#### Supplied material ####
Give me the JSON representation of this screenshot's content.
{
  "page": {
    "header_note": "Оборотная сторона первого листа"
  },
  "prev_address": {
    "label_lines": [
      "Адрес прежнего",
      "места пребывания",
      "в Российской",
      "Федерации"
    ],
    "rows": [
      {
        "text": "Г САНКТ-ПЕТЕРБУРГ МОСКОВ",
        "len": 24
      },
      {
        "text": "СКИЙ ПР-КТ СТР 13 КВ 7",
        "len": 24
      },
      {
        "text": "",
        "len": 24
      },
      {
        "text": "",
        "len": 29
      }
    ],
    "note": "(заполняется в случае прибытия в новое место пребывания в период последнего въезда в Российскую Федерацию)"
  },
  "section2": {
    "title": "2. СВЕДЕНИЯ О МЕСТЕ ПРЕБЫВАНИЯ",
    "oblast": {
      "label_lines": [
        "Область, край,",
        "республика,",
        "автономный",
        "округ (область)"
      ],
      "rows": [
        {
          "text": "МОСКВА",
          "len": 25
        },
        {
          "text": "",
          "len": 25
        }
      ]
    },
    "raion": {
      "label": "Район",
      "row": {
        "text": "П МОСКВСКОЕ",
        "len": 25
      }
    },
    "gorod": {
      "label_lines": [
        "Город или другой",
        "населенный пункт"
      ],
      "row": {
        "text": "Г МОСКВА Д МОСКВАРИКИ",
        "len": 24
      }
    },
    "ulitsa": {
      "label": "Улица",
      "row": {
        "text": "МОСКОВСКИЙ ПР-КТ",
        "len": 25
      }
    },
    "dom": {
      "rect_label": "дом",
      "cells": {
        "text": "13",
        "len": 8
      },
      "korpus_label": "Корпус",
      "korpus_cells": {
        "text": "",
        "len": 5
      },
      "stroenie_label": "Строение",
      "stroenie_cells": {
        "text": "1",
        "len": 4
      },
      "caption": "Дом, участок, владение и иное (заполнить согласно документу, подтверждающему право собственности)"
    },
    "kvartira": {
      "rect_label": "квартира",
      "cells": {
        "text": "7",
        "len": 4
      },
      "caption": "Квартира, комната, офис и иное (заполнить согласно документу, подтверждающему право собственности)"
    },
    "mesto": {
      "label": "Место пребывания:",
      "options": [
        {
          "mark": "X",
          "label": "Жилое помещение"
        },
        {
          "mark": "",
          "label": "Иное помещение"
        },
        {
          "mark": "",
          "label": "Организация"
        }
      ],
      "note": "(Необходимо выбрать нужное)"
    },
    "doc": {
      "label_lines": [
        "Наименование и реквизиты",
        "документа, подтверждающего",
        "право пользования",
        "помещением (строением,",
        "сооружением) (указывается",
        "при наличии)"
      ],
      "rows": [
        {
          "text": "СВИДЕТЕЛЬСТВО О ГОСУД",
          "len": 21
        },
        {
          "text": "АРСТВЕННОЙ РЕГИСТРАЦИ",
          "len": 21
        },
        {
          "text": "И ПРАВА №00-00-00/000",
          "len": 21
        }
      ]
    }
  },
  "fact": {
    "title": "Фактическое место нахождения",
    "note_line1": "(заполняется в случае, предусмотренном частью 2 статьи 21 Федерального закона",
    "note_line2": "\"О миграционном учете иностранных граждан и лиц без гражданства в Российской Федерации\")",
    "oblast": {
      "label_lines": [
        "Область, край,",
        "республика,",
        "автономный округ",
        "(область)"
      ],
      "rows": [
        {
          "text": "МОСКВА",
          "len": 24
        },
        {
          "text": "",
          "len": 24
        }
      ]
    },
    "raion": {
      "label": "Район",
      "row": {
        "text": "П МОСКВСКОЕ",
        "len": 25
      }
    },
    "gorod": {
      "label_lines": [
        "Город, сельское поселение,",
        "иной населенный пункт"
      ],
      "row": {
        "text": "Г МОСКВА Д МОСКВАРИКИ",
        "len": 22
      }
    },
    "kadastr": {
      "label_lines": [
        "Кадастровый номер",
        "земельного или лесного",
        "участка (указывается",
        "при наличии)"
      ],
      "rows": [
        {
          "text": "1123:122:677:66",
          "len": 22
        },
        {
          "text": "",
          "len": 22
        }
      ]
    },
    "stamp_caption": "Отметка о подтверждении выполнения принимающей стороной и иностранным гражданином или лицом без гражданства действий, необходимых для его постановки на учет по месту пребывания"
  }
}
####
Stated problem: Copy the entries above exactly, leaving none out.

The solution:
Give me the JSON representation of this screenshot's content.
{
  "page": {
    "header_note": "Оборотная сторона первого листа"
  },
  "prev_address": {
    "label_lines": [
      "Адрес прежнего",
      "места пребывания",
      "в Российской",
      "Федерации"
    ],
    "rows": [
      {
        "text": "Г САНКТ-ПЕТЕРБУРГ МОСКОВ",
        "len": 24
      },
      {
        "text": "СКИЙ ПР-КТ СТР 13 КВ 7",
        "len": 24
      },
      {
        "text": "",
        "len": 24
      },
      {
        "text": "",
        "len": 29
      }
    ],
    "note": "(заполняется в случае прибытия в новое место пребывания в период последнего въезда в Российскую Федерацию)"
  },
  "section2": {
    "title": "2. СВЕДЕНИЯ О МЕСТЕ ПРЕБЫВАНИЯ",
    "oblast": {
      "label_lines": [
        "Область, край,",
        "республика,",
        "автономный",
        "округ (область)"
      ],
      "rows": [
        {
          "text": "МОСКВА",
          "len": 25
        },
        {
          "text": "",
          "len": 25
        }
      ]
    },
    "raion": {
      "label": "Район",
      "row": {
        "text": "П МОСКВСКОЕ",
        "len": 25
      }
    },
    "gorod": {
      "label_lines": [
        "Город или другой",
        "населенный пункт"
      ],
      "row": {
        "text": "Г МОСКВА Д МОСКВАРИКИ",
        "len": 24
      }
    },
    "ulitsa": {
      "label": "Улица",
      "row": {
        "text": "МОСКОВСКИЙ ПР-КТ",
        "len": 25
      }
    },
    "dom": {
      "rect_label": "дом",
      "cells": {
        "text": "13",
        "len": 8
      },
      "korpus_label": "Корпус",
      "korpus_cells": {
        "text": "",
        "len": 5
      },
      "stroenie_label": "Строение",
      "stroenie_cells": {
        "text": "1",
        "len": 4
      },
      "caption": "Дом, участок, владение и иное (заполнить согласно документу, подтверждающему право собственности)"
    },
    "kvartira": {
      "rect_label": "квартира",
      "cells": {
        "text": "7",
        "len": 4
      },
      "caption": "Квартира, комната, офис и иное (заполнить согласно документу, подтверждающему право собственности)"
    },
    "mesto": {
      "label": "Место пребывания:",
      "options": [
        {
          "mark": "X",
          "label": "Жилое помещение"
        },
        {
          "mark": "",
          "label": "Иное помещение"
        },
        {
          "mark": "",
          "label": "Организация"
        }
      ],
      "note": "(Необходимо выбрать нужное)"
    },
    "doc": {
      "label_lines": [
        "Наименование и реквизиты",
        "документа, подтверждающего",
        "право пользования",
        "помещением (строением,",
        "сооружением) (указывается",
        "при наличии)"
      ],
      "rows": [
        {
          "text": "СВИДЕТЕЛЬСТВО О ГОСУД",
          "len": 21
        },
        {
          "text": "АРСТВЕННОЙ РЕГИСТРАЦИ",
          "len": 21
        },
        {
          "text": "И ПРАВА №00-00-00/000",
          "len": 21
        }
      ]
    }
  },
  "fact": {
    "title": "Фактическое место нахождения",
    "note_line1": "(заполняется в случае, предусмотренном частью 2 статьи 21 Федерального закона",
    "note_line2": "\"О миграционном учете иностранных граждан и лиц без гражданства в Российской Федерации\")",
    "oblast": {
      "label_lines": [
        "Область, край,",
        "республика,",
        "автономный округ",
        "(область)"
      ],
      "rows": [
        {
          "text": "МОСКВА",
          "len": 24
        },
        {
          "text": "",
          "len": 24
        }
      ]
    },
    "raion": {
      "label": "Район",
      "row": {
        "text": "П МОСКВСКОЕ",
        "len": 25
      }
    },
    "gorod": {
      "label_lines": [
        "Город, сельское поселение,",
        "иной населенный пункт"
      ],
      "row": {
        "text": "Г МОСКВА Д МОСКВАРИКИ",
        "len": 22
      }
    },
    "kadastr": {
      "label_lines": [
        "Кадастровый номер",
        "земельного или лесного",
        "участка (указывается",
        "при наличии)"
      ],
      "rows": [
        {
          "text": "1123:122:677:66",
          "len": 22
        },
        {
          "text": "",
          "len": 22
        }
      ]
    },
    "stamp_caption": "Отметка о подтверждении выполнения принимающей стороной и иностранным гражданином или лицом без гражданства действий, необходимых для его постановки на учет по месту пребывания"
  }
}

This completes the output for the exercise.